INFORMATION SHOWN:
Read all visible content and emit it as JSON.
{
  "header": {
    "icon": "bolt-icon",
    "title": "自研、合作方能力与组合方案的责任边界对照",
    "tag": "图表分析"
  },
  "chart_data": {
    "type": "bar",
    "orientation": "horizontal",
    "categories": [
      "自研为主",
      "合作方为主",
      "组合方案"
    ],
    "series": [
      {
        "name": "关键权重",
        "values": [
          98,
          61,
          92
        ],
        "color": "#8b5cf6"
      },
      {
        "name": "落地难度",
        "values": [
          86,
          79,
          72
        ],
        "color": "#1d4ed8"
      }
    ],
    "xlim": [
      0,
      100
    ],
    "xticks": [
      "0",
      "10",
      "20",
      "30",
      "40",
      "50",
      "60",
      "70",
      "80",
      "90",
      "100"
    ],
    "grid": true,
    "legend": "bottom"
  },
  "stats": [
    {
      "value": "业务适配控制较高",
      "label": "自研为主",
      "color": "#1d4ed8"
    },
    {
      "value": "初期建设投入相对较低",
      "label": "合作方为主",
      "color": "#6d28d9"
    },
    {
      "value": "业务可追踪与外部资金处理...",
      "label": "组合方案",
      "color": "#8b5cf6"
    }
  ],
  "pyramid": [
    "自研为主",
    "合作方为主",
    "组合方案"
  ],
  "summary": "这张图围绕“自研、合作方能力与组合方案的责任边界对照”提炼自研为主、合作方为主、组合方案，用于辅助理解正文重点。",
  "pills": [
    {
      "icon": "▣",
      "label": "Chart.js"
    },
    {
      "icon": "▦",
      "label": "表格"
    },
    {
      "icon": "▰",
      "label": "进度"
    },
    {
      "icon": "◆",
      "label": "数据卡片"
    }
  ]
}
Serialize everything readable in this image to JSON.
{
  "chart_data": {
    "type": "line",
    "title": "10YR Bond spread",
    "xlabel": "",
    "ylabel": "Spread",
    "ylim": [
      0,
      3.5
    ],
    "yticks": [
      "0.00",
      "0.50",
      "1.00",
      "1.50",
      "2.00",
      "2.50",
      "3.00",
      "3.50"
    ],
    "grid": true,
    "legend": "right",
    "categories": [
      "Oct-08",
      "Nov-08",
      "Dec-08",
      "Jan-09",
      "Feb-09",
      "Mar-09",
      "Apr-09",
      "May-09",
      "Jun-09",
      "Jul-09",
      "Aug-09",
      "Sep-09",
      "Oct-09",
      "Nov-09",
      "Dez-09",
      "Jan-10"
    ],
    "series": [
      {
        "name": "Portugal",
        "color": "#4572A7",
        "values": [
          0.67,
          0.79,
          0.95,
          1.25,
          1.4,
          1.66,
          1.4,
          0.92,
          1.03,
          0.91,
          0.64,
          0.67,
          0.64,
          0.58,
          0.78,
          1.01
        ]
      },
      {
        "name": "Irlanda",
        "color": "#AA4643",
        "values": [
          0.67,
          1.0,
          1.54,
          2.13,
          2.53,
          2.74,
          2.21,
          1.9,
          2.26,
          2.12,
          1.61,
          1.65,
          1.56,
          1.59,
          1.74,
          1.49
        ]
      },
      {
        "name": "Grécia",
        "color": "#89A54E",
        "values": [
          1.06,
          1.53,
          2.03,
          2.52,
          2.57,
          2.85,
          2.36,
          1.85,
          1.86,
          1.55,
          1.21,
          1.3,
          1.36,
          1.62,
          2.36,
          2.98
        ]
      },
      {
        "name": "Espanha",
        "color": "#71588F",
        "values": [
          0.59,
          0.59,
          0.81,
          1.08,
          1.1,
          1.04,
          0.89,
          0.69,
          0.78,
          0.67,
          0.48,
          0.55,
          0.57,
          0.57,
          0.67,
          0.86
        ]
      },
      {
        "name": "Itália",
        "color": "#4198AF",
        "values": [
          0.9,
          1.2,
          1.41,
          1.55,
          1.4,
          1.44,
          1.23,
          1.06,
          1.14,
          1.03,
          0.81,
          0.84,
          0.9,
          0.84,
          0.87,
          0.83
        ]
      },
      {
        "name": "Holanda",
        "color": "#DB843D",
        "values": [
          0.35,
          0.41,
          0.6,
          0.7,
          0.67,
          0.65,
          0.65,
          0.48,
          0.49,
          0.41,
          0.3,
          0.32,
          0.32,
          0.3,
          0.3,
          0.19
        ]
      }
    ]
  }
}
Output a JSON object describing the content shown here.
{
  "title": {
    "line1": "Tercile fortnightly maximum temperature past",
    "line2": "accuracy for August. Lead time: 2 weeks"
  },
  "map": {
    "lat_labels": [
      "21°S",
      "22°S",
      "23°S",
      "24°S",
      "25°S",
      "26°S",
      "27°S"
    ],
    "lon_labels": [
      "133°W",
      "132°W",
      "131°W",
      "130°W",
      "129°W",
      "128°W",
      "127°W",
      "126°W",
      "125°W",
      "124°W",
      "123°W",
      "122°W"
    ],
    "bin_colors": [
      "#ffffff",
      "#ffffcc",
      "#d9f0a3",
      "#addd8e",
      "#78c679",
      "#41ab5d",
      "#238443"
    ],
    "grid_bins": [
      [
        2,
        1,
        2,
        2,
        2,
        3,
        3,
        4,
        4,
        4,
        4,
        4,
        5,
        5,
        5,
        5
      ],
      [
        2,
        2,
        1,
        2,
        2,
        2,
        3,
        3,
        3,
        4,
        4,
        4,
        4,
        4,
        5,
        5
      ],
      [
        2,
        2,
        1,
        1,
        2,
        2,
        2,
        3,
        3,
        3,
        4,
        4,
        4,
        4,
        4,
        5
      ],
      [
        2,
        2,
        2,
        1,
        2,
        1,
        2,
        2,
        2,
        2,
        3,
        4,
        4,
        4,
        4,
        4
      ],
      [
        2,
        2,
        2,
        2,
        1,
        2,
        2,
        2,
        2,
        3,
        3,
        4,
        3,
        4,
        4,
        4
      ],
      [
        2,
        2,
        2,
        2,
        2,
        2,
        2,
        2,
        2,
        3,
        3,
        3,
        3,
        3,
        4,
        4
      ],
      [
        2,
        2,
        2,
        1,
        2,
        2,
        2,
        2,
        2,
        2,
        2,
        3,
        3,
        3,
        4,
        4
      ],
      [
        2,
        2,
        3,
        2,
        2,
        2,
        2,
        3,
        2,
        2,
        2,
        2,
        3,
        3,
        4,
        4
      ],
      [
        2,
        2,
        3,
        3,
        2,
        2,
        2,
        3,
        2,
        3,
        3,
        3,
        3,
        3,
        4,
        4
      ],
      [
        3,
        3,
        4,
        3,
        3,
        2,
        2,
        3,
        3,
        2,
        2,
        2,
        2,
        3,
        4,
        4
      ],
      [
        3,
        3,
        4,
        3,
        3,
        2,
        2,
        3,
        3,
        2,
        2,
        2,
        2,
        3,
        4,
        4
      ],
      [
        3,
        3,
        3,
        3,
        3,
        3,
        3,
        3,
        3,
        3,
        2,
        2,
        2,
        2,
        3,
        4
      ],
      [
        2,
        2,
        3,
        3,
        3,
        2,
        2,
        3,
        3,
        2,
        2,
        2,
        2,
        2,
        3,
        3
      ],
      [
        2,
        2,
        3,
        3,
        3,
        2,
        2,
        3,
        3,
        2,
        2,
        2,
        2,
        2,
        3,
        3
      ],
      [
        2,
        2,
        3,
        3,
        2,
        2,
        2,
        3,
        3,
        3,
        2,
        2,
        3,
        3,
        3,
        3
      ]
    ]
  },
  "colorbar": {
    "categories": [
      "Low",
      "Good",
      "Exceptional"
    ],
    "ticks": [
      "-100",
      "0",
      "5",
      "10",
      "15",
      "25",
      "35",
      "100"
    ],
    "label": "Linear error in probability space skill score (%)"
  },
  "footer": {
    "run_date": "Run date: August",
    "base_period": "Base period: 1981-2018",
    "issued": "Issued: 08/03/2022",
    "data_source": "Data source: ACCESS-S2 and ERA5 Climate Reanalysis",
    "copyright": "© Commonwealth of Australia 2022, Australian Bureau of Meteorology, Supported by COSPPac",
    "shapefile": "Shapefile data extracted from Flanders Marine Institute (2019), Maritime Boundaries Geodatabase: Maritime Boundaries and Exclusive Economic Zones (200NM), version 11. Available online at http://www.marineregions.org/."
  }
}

SET PROBLEM: Pick out each line that holds the string "August".

ANSWER TO THE EXERCISE:
    "line2": "accuracy for August. Lead time: 2 weeks"
    "run_date": "Run date: August",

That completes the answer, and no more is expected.